• WHAT IS REQUIRED
Skip the pictures. Copy all the rest of the records down exactly.

(Collected data entries)
+ + + +
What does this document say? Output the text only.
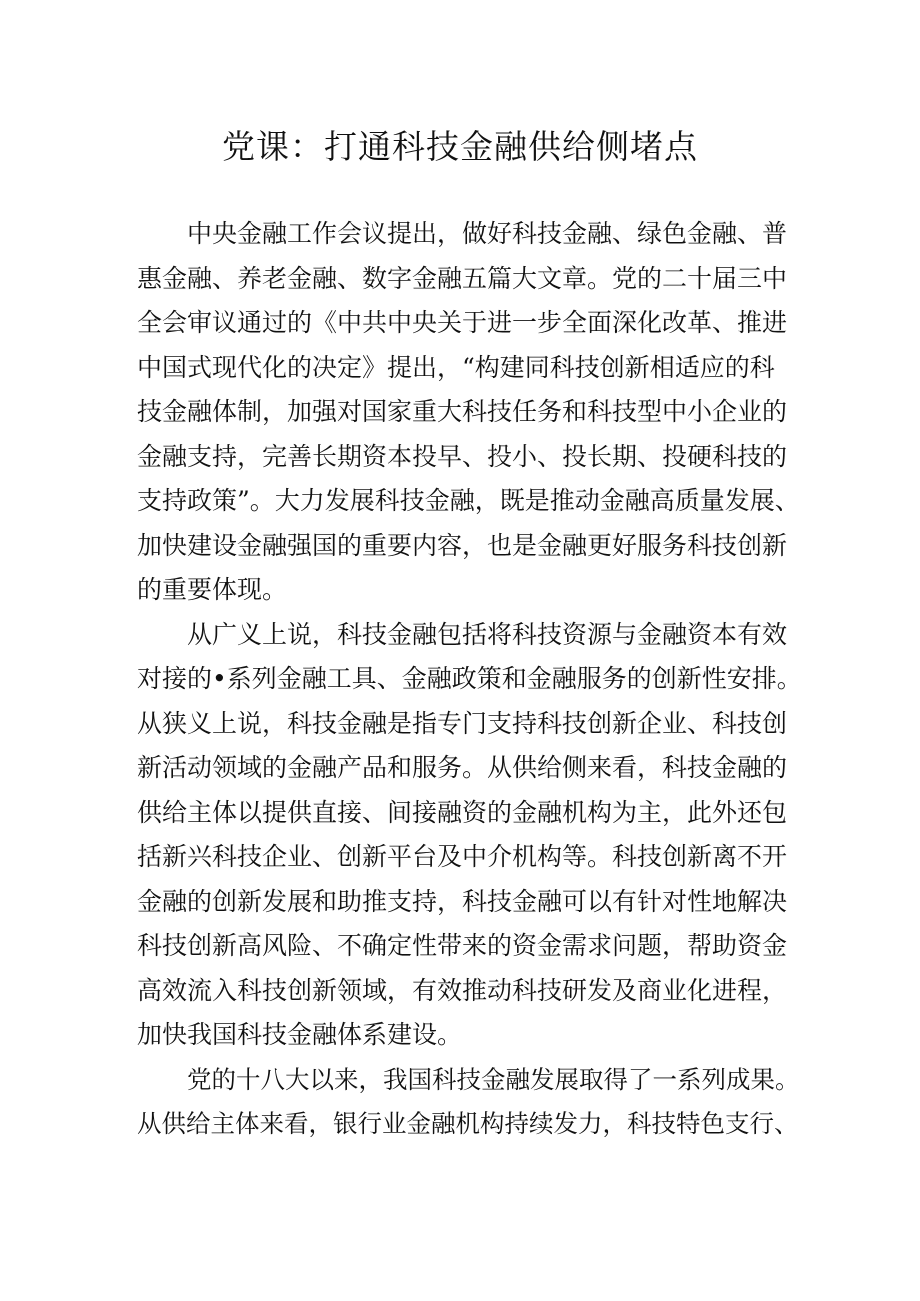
党课：打通科技金融供给侧堵点
中央金融工作会议提出，做好科技金融、绿色金融、普
惠金融、养老金融、数字金融五篇大文章。党的二十届三中
全会审议通过的《中共中央关于进一步全面深化改革、推进
中国式现代化的决定》提出，“构建同科技创新相适应的科
技金融体制，加强对国家重大科技任务和科技型中小企业的
金融支持，完善长期资本投早、投小、投长期、投硬科技的
支持政策”。大力发展科技金融，既是推动金融高质量发展、
加快建设金融强国的重要内容，也是金融更好服务科技创新
的重要体现。
从广义上说，科技金融包括将科技资源与金融资本有效
对接的•系列金融工具、金融政策和金融服务的创新性安排。
从狭义上说，科技金融是指专门支持科技创新企业、科技创
新活动领域的金融产品和服务。从供给侧来看，科技金融的
供给主体以提供直接、间接融资的金融机构为主，此外还包
括新兴科技企业、创新平台及中介机构等。科技创新离不开
金融的创新发展和助推支持，科技金融可以有针对性地解决
科技创新高风险、不确定性带来的资金需求问题，帮助资金
高效流入科技创新领域，有效推动科技研发及商业化进程，
加快我国科技金融体系建设。
党的十八大以来，我国科技金融发展取得了一系列成果。
从供给主体来看，银行业金融机构持续发力，科技特色支行、
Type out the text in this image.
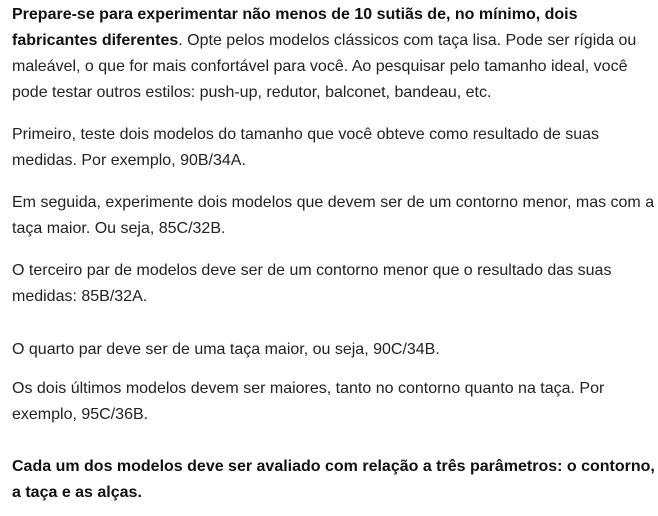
Prepare-se para experimentar não menos de 10 sutiãs de, no mínimo, dois fabricantes diferentes. Opte pelos modelos clássicos com taça lisa. Pode ser rígida ou maleável, o que for mais confortável para você. Ao pesquisar pelo tamanho ideal, você pode testar outros estilos: push-up, redutor, balconet, bandeau, etc.

Primeiro, teste dois modelos do tamanho que você obteve como resultado de suas medidas. Por exemplo, 90B/34A.

Em seguida, experimente dois modelos que devem ser de um contorno menor, mas com a taça maior. Ou seja, 85C/32B.

O terceiro par de modelos deve ser de um contorno menor que o resultado das suas medidas: 85B/32A.

O quarto par deve ser de uma taça maior, ou seja, 90C/34B.

Os dois últimos modelos devem ser maiores, tanto no contorno quanto na taça. Por exemplo, 95C/36B.

Cada um dos modelos deve ser avaliado com relação a três parâmetros: o contorno, a taça e as alças.
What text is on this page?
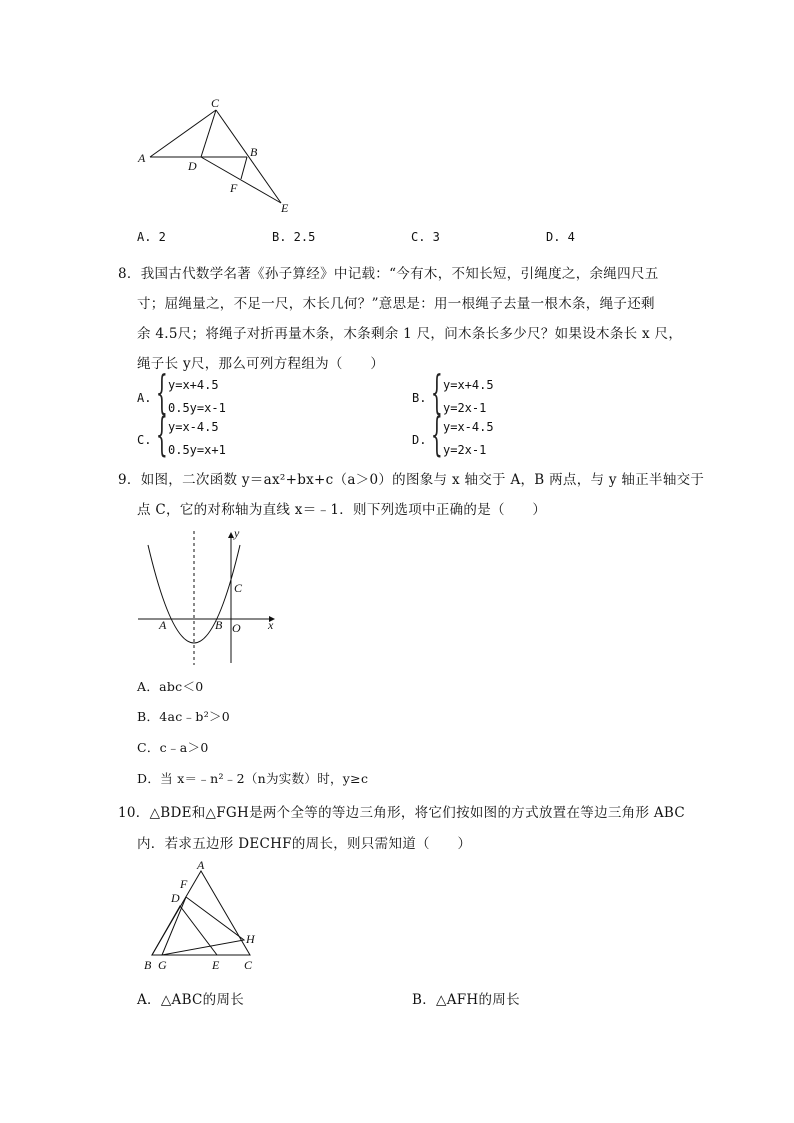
C
A
D
B
F
E
A. 2	B. 2.5	C. 3	D. 4
8．我国古代数学名著《孙子算经》中记载：“今有木，不知长短，引绳度之，余绳四尺五
寸；屈绳量之，不足一尺，木长几何？”意思是：用一根绳子去量一根木条，绳子还剩
余 4.5尺；将绳子对折再量木条，木条剩余 1 尺，问木条长多少尺？如果设木条长 x 尺，
绳子长 y尺，那么可列方程组为（　　）
A. { y=x+4.5
0.5y=x-1
B. { y=x+4.5
y=2x-1
C. { y=x-4.5
0.5y=x+1
D. { y=x-4.5
y=2x-1
9．如图，二次函数 y＝ax²+bx+c（a＞0）的图象与 x 轴交于 A，B 两点，与 y 轴正半轴交于
点 C，它的对称轴为直线 x＝﹣1．则下列选项中正确的是（　　）
y
x
C
A	B O
A．abc＜0
B．4ac﹣b²＞0
C．c﹣a＞0
D．当 x＝﹣n²﹣2（n为实数）时，y≥c
10．△BDE和△FGH是两个全等的等边三角形，将它们按如图的方式放置在等边三角形 ABC
内．若求五边形 DECHF的周长，则只需知道（　　）
A
F
D
H
B G	E C
A．△ABC的周长	B．△AFH的周长
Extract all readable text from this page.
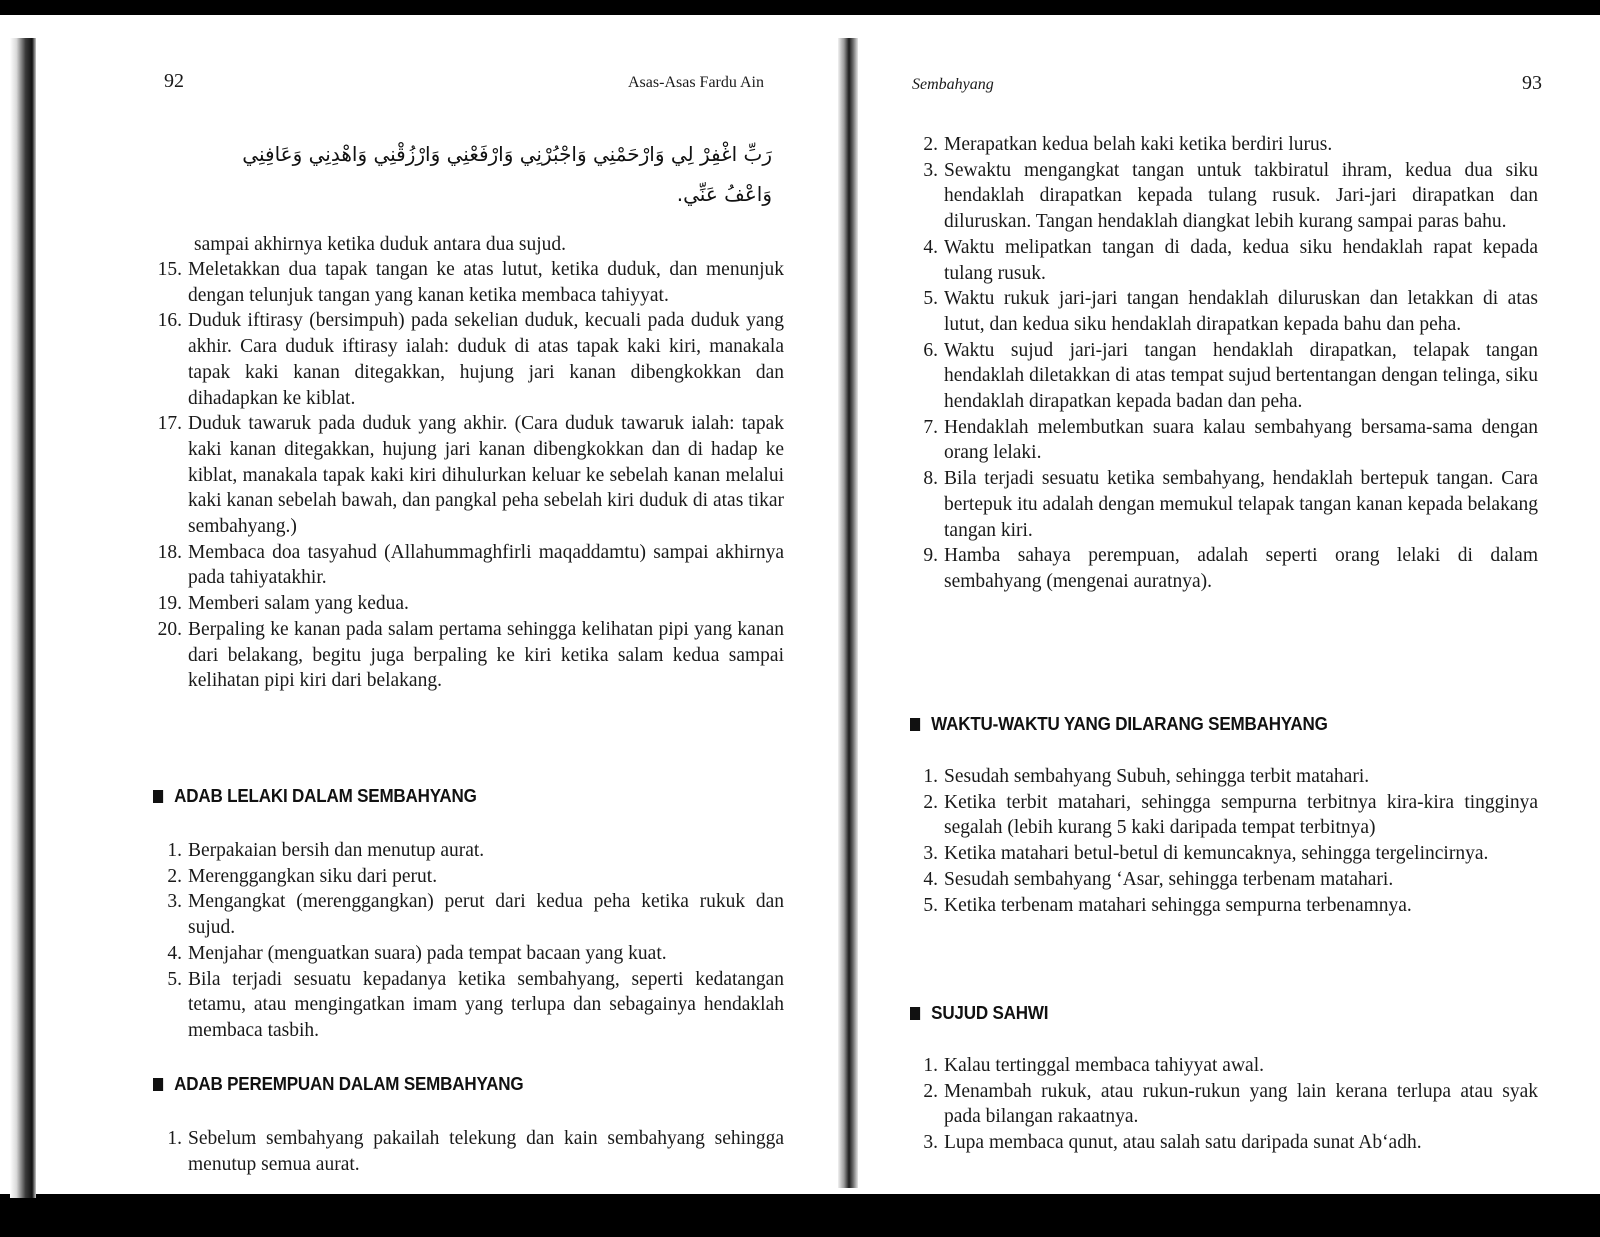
92	Asas-Asas Fardu Ain
رَبِّ اغْفِرْ لِي وَارْحَمْنِي وَاجْبُرْنِي وَارْفَعْنِي وَارْزُقْنِي وَاهْدِنِي وَعَافِنِي
وَاعْفُ عَنِّي.
sampai akhirnya ketika duduk antara dua sujud.
15 . Meletakkan dua tapak tangan ke atas lutut, ketika duduk, dan menunjuk dengan telunjuk tangan yang kanan ketika membaca tahiyyat.
16 . Duduk iftirasy (bersimpuh) pada sekelian duduk, kecuali pada duduk yang akhir. Cara duduk iftirasy ialah: duduk di atas tapak kaki kiri, manakala tapak kaki kanan ditegakkan, hujung jari kanan dibengkokkan dan dihadapkan ke kiblat.
17 . Duduk tawaruk pada duduk yang akhir. (Cara duduk tawaruk ialah: tapak kaki kanan ditegakkan, hujung jari kanan dibengkokkan dan di hadap ke kiblat, manakala tapak kaki kiri dihulurkan keluar ke sebelah kanan melalui kaki kanan sebelah bawah, dan pangkal peha sebelah kiri duduk di atas tikar sembahyang.)
18 . Membaca doa tasyahud (Allahummaghfirli maqaddamtu) sampai akhirnya pada tahiyatakhir.
19 . Memberi salam yang kedua.
20 . Berpaling ke kanan pada salam pertama sehingga kelihatan pipi yang kanan dari belakang, begitu juga berpaling ke kiri ketika salam kedua sampai kelihatan pipi kiri dari belakang.
ADAB LELAKI DALAM SEMBAHYANG
1 . Berpakaian bersih dan menutup aurat.
2 . Merenggangkan siku dari perut.
3 . Mengangkat (merenggangkan) perut dari kedua peha ketika rukuk dan sujud.
4 . Menjahar (menguatkan suara) pada tempat bacaan yang kuat.
5 . Bila terjadi sesuatu kepadanya ketika sembahyang, seperti kedatangan tetamu, atau mengingatkan imam yang terlupa dan sebagainya hendaklah membaca tasbih.
ADAB PEREMPUAN DALAM SEMBAHYANG
1 . Sebelum sembahyang pakailah telekung dan kain sembahyang sehingga menutup semua aurat.
Sembahyang	93
2 . Merapatkan kedua belah kaki ketika berdiri lurus.
3 . Sewaktu mengangkat tangan untuk takbiratul ihram, kedua dua siku hendaklah dirapatkan kepada tulang rusuk. Jari-jari dirapatkan dan diluruskan. Tangan hendaklah diangkat lebih kurang sampai paras bahu.
4 . Waktu melipatkan tangan di dada, kedua siku hendaklah rapat kepada tulang rusuk.
5 . Waktu rukuk jari-jari tangan hendaklah diluruskan dan letakkan di atas lutut, dan kedua siku hendaklah dirapatkan kepada bahu dan peha.
6 . Waktu sujud jari-jari tangan hendaklah dirapatkan, telapak tangan hendaklah diletakkan di atas tempat sujud bertentangan dengan telinga, siku hendaklah dirapatkan kepada badan dan peha.
7 . Hendaklah melembutkan suara kalau sembahyang bersama-sama dengan orang lelaki.
8 . Bila terjadi sesuatu ketika sembahyang, hendaklah bertepuk tangan. Cara bertepuk itu adalah dengan memukul telapak tangan kanan kepada belakang tangan kiri.
9 . Hamba sahaya perempuan, adalah seperti orang lelaki di dalam sembahyang (mengenai auratnya).
WAKTU-WAKTU YANG DILARANG SEMBAHYANG
1 . Sesudah sembahyang Subuh, sehingga terbit matahari.
2 . Ketika terbit matahari, sehingga sempurna terbitnya kira-kira tingginya segalah (lebih kurang 5 kaki daripada tempat terbitnya)
3 . Ketika matahari betul-betul di kemuncaknya, sehingga tergelincirnya.
4 . Sesudah sembahyang ‘Asar, sehingga terbenam matahari.
5 . Ketika terbenam matahari sehingga sempurna terbenamnya.
SUJUD SAHWI
1 . Kalau tertinggal membaca tahiyyat awal.
2 . Menambah rukuk, atau rukun-rukun yang lain kerana terlupa atau syak pada bilangan rakaatnya.
3 . Lupa membaca qunut, atau salah satu daripada sunat Ab‘adh.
+ + + +
• TASK RESULT
What does this document say? Output the text only.
党课：打通科技金融供给侧堵点
中央金融工作会议提出，做好科技金融、绿色金融、普
惠金融、养老金融、数字金融五篇大文章。党的二十届三中
全会审议通过的《中共中央关于进一步全面深化改革、推进
中国式现代化的决定》提出，“构建同科技创新相适应的科
技金融体制，加强对国家重大科技任务和科技型中小企业的
金融支持，完善长期资本投早、投小、投长期、投硬科技的
支持政策”。大力发展科技金融，既是推动金融高质量发展、
加快建设金融强国的重要内容，也是金融更好服务科技创新
的重要体现。
从广义上说，科技金融包括将科技资源与金融资本有效
对接的•系列金融工具、金融政策和金融服务的创新性安排。
从狭义上说，科技金融是指专门支持科技创新企业、科技创
新活动领域的金融产品和服务。从供给侧来看，科技金融的
供给主体以提供直接、间接融资的金融机构为主，此外还包
括新兴科技企业、创新平台及中介机构等。科技创新离不开
金融的创新发展和助推支持，科技金融可以有针对性地解决
科技创新高风险、不确定性带来的资金需求问题，帮助资金
高效流入科技创新领域，有效推动科技研发及商业化进程，
加快我国科技金融体系建设。
党的十八大以来，我国科技金融发展取得了一系列成果。
从供给主体来看，银行业金融机构持续发力，科技特色支行、
Type out the text in this image.
Prepare-se para experimentar não menos de 10 sutiãs de, no mínimo, dois fabricantes diferentes. Opte pelos modelos clássicos com taça lisa. Pode ser rígida ou maleável, o que for mais confortável para você. Ao pesquisar pelo tamanho ideal, você pode testar outros estilos: push-up, redutor, balconet, bandeau, etc.

Primeiro, teste dois modelos do tamanho que você obteve como resultado de suas medidas. Por exemplo, 90B/34A.

Em seguida, experimente dois modelos que devem ser de um contorno menor, mas com a taça maior. Ou seja, 85C/32B.

O terceiro par de modelos deve ser de um contorno menor que o resultado das suas medidas: 85B/32A.

O quarto par deve ser de uma taça maior, ou seja, 90C/34B.

Os dois últimos modelos devem ser maiores, tanto no contorno quanto na taça. Por exemplo, 95C/36B.

Cada um dos modelos deve ser avaliado com relação a três parâmetros: o contorno, a taça e as alças.
What text is on this page?
C
A
D
B
F
E
A. 2	B. 2.5	C. 3	D. 4
8．我国古代数学名著《孙子算经》中记载：“今有木，不知长短，引绳度之，余绳四尺五
寸；屈绳量之，不足一尺，木长几何？”意思是：用一根绳子去量一根木条，绳子还剩
余 4.5尺；将绳子对折再量木条，木条剩余 1 尺，问木条长多少尺？如果设木条长 x 尺，
绳子长 y尺，那么可列方程组为（　　）
A. { y=x+4.5
0.5y=x-1
B. { y=x+4.5
y=2x-1
C. { y=x-4.5
0.5y=x+1
D. { y=x-4.5
y=2x-1
9．如图，二次函数 y＝ax²+bx+c（a＞0）的图象与 x 轴交于 A，B 两点，与 y 轴正半轴交于
点 C，它的对称轴为直线 x＝﹣1．则下列选项中正确的是（　　）
y
x
C
A	B O
A．abc＜0
B．4ac﹣b²＞0
C．c﹣a＞0
D．当 x＝﹣n²﹣2（n为实数）时，y≥c
10．△BDE和△FGH是两个全等的等边三角形，将它们按如图的方式放置在等边三角形 ABC
内．若求五边形 DECHF的周长，则只需知道（　　）
A
F
D
H
B G	E C
A．△ABC的周长	B．△AFH的周长
Extract all readable text from this page.
92	Asas-Asas Fardu Ain
رَبِّ اغْفِرْ لِي وَارْحَمْنِي وَاجْبُرْنِي وَارْفَعْنِي وَارْزُقْنِي وَاهْدِنِي وَعَافِنِي
وَاعْفُ عَنِّي.
sampai akhirnya ketika duduk antara dua sujud.
15 . Meletakkan dua tapak tangan ke atas lutut, ketika duduk, dan menunjuk dengan telunjuk tangan yang kanan ketika membaca tahiyyat.
16 . Duduk iftirasy (bersimpuh) pada sekelian duduk, kecuali pada duduk yang akhir. Cara duduk iftirasy ialah: duduk di atas tapak kaki kiri, manakala tapak kaki kanan ditegakkan, hujung jari kanan dibengkokkan dan dihadapkan ke kiblat.
17 . Duduk tawaruk pada duduk yang akhir. (Cara duduk tawaruk ialah: tapak kaki kanan ditegakkan, hujung jari kanan dibengkokkan dan di hadap ke kiblat, manakala tapak kaki kiri dihulurkan keluar ke sebelah kanan melalui kaki kanan sebelah bawah, dan pangkal peha sebelah kiri duduk di atas tikar sembahyang.)
18 . Membaca doa tasyahud (Allahummaghfirli maqaddamtu) sampai akhirnya pada tahiyatakhir.
19 . Memberi salam yang kedua.
20 . Berpaling ke kanan pada salam pertama sehingga kelihatan pipi yang kanan dari belakang, begitu juga berpaling ke kiri ketika salam kedua sampai kelihatan pipi kiri dari belakang.
ADAB LELAKI DALAM SEMBAHYANG
1 . Berpakaian bersih dan menutup aurat.
2 . Merenggangkan siku dari perut.
3 . Mengangkat (merenggangkan) perut dari kedua peha ketika rukuk dan sujud.
4 . Menjahar (menguatkan suara) pada tempat bacaan yang kuat.
5 . Bila terjadi sesuatu kepadanya ketika sembahyang, seperti kedatangan tetamu, atau mengingatkan imam yang terlupa dan sebagainya hendaklah membaca tasbih.
ADAB PEREMPUAN DALAM SEMBAHYANG
1 . Sebelum sembahyang pakailah telekung dan kain sembahyang sehingga menutup semua aurat.
Sembahyang	93
2 . Merapatkan kedua belah kaki ketika berdiri lurus.
3 . Sewaktu mengangkat tangan untuk takbiratul ihram, kedua dua siku hendaklah dirapatkan kepada tulang rusuk. Jari-jari dirapatkan dan diluruskan. Tangan hendaklah diangkat lebih kurang sampai paras bahu.
4 . Waktu melipatkan tangan di dada, kedua siku hendaklah rapat kepada tulang rusuk.
5 . Waktu rukuk jari-jari tangan hendaklah diluruskan dan letakkan di atas lutut, dan kedua siku hendaklah dirapatkan kepada bahu dan peha.
6 . Waktu sujud jari-jari tangan hendaklah dirapatkan, telapak tangan hendaklah diletakkan di atas tempat sujud bertentangan dengan telinga, siku hendaklah dirapatkan kepada badan dan peha.
7 . Hendaklah melembutkan suara kalau sembahyang bersama-sama dengan orang lelaki.
8 . Bila terjadi sesuatu ketika sembahyang, hendaklah bertepuk tangan. Cara bertepuk itu adalah dengan memukul telapak tangan kanan kepada belakang tangan kiri.
9 . Hamba sahaya perempuan, adalah seperti orang lelaki di dalam sembahyang (mengenai auratnya).
WAKTU-WAKTU YANG DILARANG SEMBAHYANG
1 . Sesudah sembahyang Subuh, sehingga terbit matahari.
2 . Ketika terbit matahari, sehingga sempurna terbitnya kira-kira tingginya segalah (lebih kurang 5 kaki daripada tempat terbitnya)
3 . Ketika matahari betul-betul di kemuncaknya, sehingga tergelincirnya.
4 . Sesudah sembahyang ‘Asar, sehingga terbenam matahari.
5 . Ketika terbenam matahari sehingga sempurna terbenamnya.
SUJUD SAHWI
1 . Kalau tertinggal membaca tahiyyat awal.
2 . Menambah rukuk, atau rukun-rukun yang lain kerana terlupa atau syak pada bilangan rakaatnya.
3 . Lupa membaca qunut, atau salah satu daripada sunat Ab‘adh.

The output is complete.